## Exercise prompt
Scan the data that follows and count the lines with the string "this"; answer with the count alone.

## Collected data

▶

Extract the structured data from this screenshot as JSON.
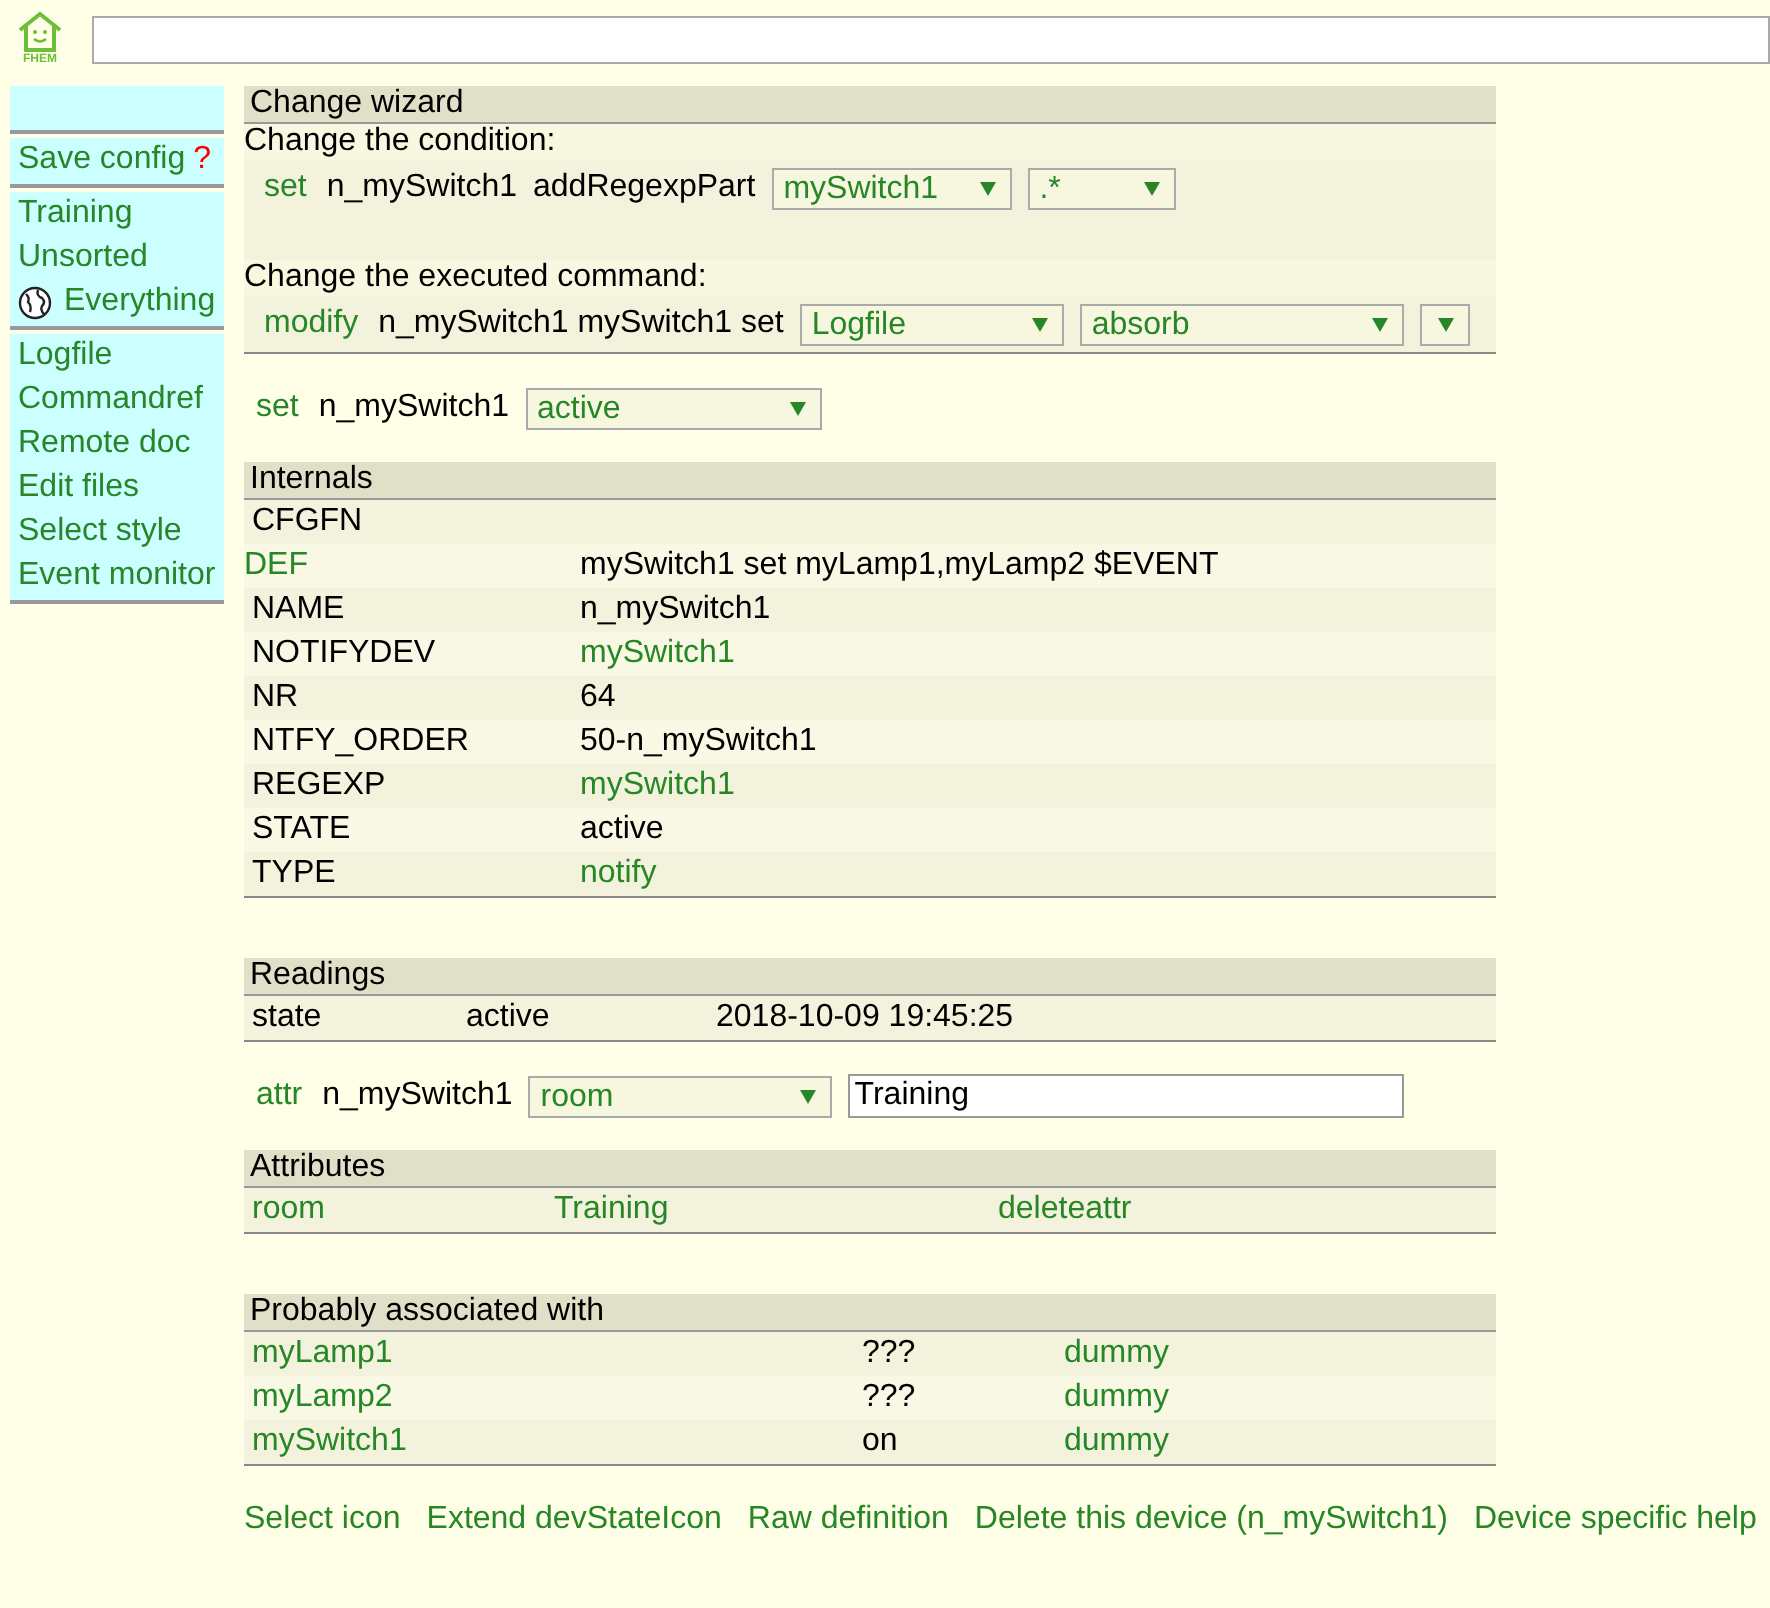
{
  "header": {
    "logo_text": "FHEM"
  },
  "sidebar": {
    "groups": [
      {
        "items": [
          {
            "label": "Save config",
            "icon": false,
            "badge": "?"
          }
        ]
      },
      {
        "items": [
          {
            "label": "Training",
            "icon": false
          },
          {
            "label": "Unsorted",
            "icon": false
          },
          {
            "label": "Everything",
            "icon": true
          }
        ]
      },
      {
        "items": [
          {
            "label": "Logfile",
            "icon": false
          },
          {
            "label": "Commandref",
            "icon": false
          },
          {
            "label": "Remote doc",
            "icon": false
          },
          {
            "label": "Edit files",
            "icon": false
          },
          {
            "label": "Select style",
            "icon": false
          },
          {
            "label": "Event monitor",
            "icon": false
          }
        ]
      }
    ]
  },
  "wizard": {
    "title": "Change wizard",
    "condition_label": "Change the condition:",
    "condition": {
      "command": "set",
      "device": "n_mySwitch1",
      "action": "addRegexpPart",
      "selects": [
        {
          "value": "mySwitch1"
        },
        {
          "value": ".*"
        }
      ]
    },
    "command_label": "Change the executed command:",
    "command": {
      "command": "modify",
      "text": "n_mySwitch1 mySwitch1 set",
      "selects": [
        {
          "kind": "text",
          "value": "Logfile"
        },
        {
          "kind": "text",
          "value": "absorb"
        },
        {
          "kind": "empty"
        }
      ]
    }
  },
  "set_line": {
    "command": "set",
    "device": "n_mySwitch1",
    "select": "active"
  },
  "internals": {
    "title": "Internals",
    "rows": [
      {
        "name": "CFGFN",
        "name_link": false
      },
      {
        "name": "DEF",
        "value": "mySwitch1 set myLamp1,myLamp2 $EVENT",
        "name_link": true,
        "value_link": false
      },
      {
        "name": "NAME",
        "value": "n_mySwitch1",
        "name_link": false,
        "value_link": false
      },
      {
        "name": "NOTIFYDEV",
        "value": "mySwitch1",
        "name_link": false,
        "value_link": true
      },
      {
        "name": "NR",
        "value": "64",
        "name_link": false,
        "value_link": false
      },
      {
        "name": "NTFY_ORDER",
        "value": "50-n_mySwitch1",
        "name_link": false,
        "value_link": false
      },
      {
        "name": "REGEXP",
        "value": "mySwitch1",
        "name_link": false,
        "value_link": true
      },
      {
        "name": "STATE",
        "value": "active",
        "name_link": false,
        "value_link": false
      },
      {
        "name": "TYPE",
        "value": "notify",
        "name_link": false,
        "value_link": true
      }
    ]
  },
  "readings": {
    "title": "Readings",
    "rows": [
      {
        "name": "state",
        "value": "active",
        "time": "2018-10-09 19:45:25"
      }
    ]
  },
  "attr_line": {
    "command": "attr",
    "device": "n_mySwitch1",
    "select": "room",
    "value": "Training"
  },
  "attributes": {
    "title": "Attributes",
    "rows": [
      {
        "name": "room",
        "value": "Training",
        "action": "deleteattr"
      }
    ]
  },
  "associated": {
    "title": "Probably associated with",
    "rows": [
      {
        "name": "myLamp1",
        "state": "???",
        "type": "dummy"
      },
      {
        "name": "myLamp2",
        "state": "???",
        "type": "dummy"
      },
      {
        "name": "mySwitch1",
        "state": "on",
        "type": "dummy"
      }
    ]
  },
  "footer_links": [
    "Select icon",
    "Extend devStateIcon",
    "Raw definition",
    "Delete this device (n_mySwitch1)",
    "Device specific help"
  ]
}
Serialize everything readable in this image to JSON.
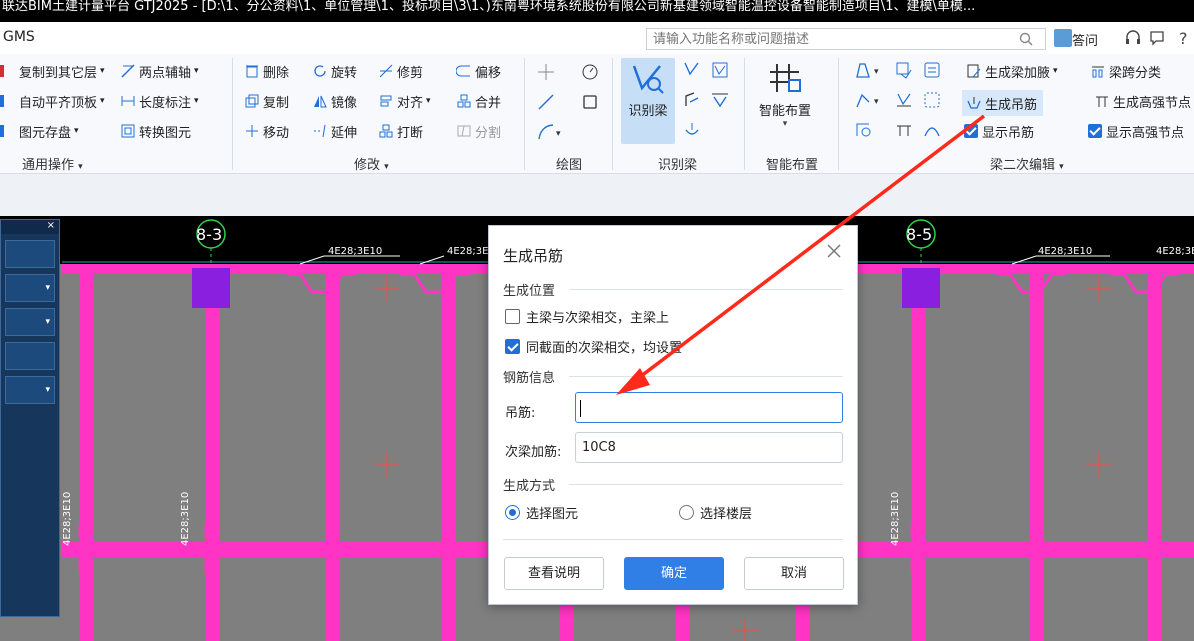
{
  "window": {
    "title": "联达BIM土建计量平台 GTJ2025 - [D:\\1、分公资料\\1、单位管理\\1、投标项目\\3\\1、)东南粤环境系统股份有限公司新基建领域智能温控设备智能制造项目\\1、建模\\单模..."
  },
  "menubar": {
    "app_name": "GMS",
    "search_placeholder": "请输入功能名称或问题描述",
    "qa_label": "答问"
  },
  "ribbon": {
    "general": {
      "copy_to_layer": "复制到其它层",
      "auto_align": "自动平齐顶板",
      "save_element": "图元存盘",
      "two_point_axis": "两点辅轴",
      "length_annotate": "长度标注",
      "convert_element": "转换图元",
      "group_label": "通用操作"
    },
    "modify": {
      "delete": "删除",
      "rotate": "旋转",
      "trim": "修剪",
      "offset": "偏移",
      "copy": "复制",
      "mirror": "镜像",
      "align": "对齐",
      "merge": "合并",
      "move": "移动",
      "extend": "延伸",
      "break": "打断",
      "split": "分割",
      "group_label": "修改"
    },
    "draw": {
      "group_label": "绘图"
    },
    "recognize": {
      "big_button": "识别梁",
      "group_label": "识别梁"
    },
    "smart": {
      "big_button": "智能布置",
      "group_label": "智能布置"
    },
    "beam_edit": {
      "gen_haunch": "生成梁加腋",
      "span_classify": "梁跨分类",
      "gen_hanger": "生成吊筋",
      "gen_hs_node": "生成高强节点",
      "show_hanger": "显示吊筋",
      "show_hs_node": "显示高强节点",
      "group_label": "梁二次编辑"
    }
  },
  "drawing": {
    "axis_left": "8-3",
    "axis_right": "8-5",
    "beam_labels": [
      "4E28;3E10",
      "4E28;3E10",
      "4E28;3E10",
      "4E28;3E"
    ],
    "vertical_label": "4E28;3E10"
  },
  "dialog": {
    "title": "生成吊筋",
    "position_section": "生成位置",
    "option_main_beam": "主梁与次梁相交，主梁上",
    "option_same_section": "同截面的次梁相交，均设置",
    "rebar_section": "钢筋信息",
    "hanger_label": "吊筋:",
    "hanger_value": "",
    "secondary_label": "次梁加筋:",
    "secondary_value": "10C8",
    "method_section": "生成方式",
    "radio_select_element": "选择图元",
    "radio_select_floor": "选择楼层",
    "btn_help": "查看说明",
    "btn_ok": "确定",
    "btn_cancel": "取消"
  },
  "colors": {
    "beam": "#ff33c4",
    "slab": "#7f7f7f",
    "accent": "#2f7fe6",
    "annotation": "#ff2a1a"
  }
}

◀

## Task output
3